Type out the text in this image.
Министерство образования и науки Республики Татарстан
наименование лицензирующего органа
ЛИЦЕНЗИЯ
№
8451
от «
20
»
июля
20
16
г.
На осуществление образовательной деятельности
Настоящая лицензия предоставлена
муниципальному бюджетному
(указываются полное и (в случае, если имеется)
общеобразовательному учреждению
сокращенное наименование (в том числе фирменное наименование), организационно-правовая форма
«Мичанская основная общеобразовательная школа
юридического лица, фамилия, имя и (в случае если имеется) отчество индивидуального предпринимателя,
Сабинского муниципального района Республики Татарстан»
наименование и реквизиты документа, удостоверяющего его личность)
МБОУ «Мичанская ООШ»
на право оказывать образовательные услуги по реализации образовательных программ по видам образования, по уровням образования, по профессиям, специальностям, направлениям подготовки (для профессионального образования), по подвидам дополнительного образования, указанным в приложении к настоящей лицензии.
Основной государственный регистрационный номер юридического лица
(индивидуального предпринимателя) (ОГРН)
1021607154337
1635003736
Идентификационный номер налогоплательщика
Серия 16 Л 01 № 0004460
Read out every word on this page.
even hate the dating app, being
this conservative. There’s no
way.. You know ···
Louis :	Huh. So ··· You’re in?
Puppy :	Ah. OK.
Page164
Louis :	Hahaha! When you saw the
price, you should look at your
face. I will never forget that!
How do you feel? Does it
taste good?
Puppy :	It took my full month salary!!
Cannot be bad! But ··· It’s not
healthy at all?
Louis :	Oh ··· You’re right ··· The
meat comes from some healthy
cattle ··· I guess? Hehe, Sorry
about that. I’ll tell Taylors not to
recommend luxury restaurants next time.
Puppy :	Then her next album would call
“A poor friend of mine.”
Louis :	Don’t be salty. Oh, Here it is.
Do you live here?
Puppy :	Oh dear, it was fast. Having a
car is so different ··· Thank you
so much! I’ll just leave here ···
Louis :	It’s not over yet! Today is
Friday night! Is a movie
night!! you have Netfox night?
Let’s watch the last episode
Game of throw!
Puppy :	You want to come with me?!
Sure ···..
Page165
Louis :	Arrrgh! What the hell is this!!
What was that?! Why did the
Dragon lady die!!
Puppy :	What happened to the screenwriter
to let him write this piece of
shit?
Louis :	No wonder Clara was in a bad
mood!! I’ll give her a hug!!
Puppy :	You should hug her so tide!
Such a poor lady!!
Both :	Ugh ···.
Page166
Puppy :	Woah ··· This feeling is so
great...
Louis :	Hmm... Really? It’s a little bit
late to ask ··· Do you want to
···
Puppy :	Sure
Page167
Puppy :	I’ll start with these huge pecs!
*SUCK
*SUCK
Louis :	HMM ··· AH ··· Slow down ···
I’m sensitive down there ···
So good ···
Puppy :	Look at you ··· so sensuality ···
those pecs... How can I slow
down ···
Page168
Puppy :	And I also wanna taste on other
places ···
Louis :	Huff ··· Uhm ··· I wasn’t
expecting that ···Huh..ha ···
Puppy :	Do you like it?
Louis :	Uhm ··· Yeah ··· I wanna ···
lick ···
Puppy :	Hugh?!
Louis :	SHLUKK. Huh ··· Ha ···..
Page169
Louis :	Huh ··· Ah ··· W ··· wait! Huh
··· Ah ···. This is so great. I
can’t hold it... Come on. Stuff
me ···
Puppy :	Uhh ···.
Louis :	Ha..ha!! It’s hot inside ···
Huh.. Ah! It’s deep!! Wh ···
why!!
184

• [What you need to do]:
Show each line of the listing that holds the string "индивидуального".

• [Result of this task]:
юридического лица, фамилия, имя и (в случае если имеется) отчество индивидуального предпринимателя,
(индивидуального предпринимателя) (ОГРН)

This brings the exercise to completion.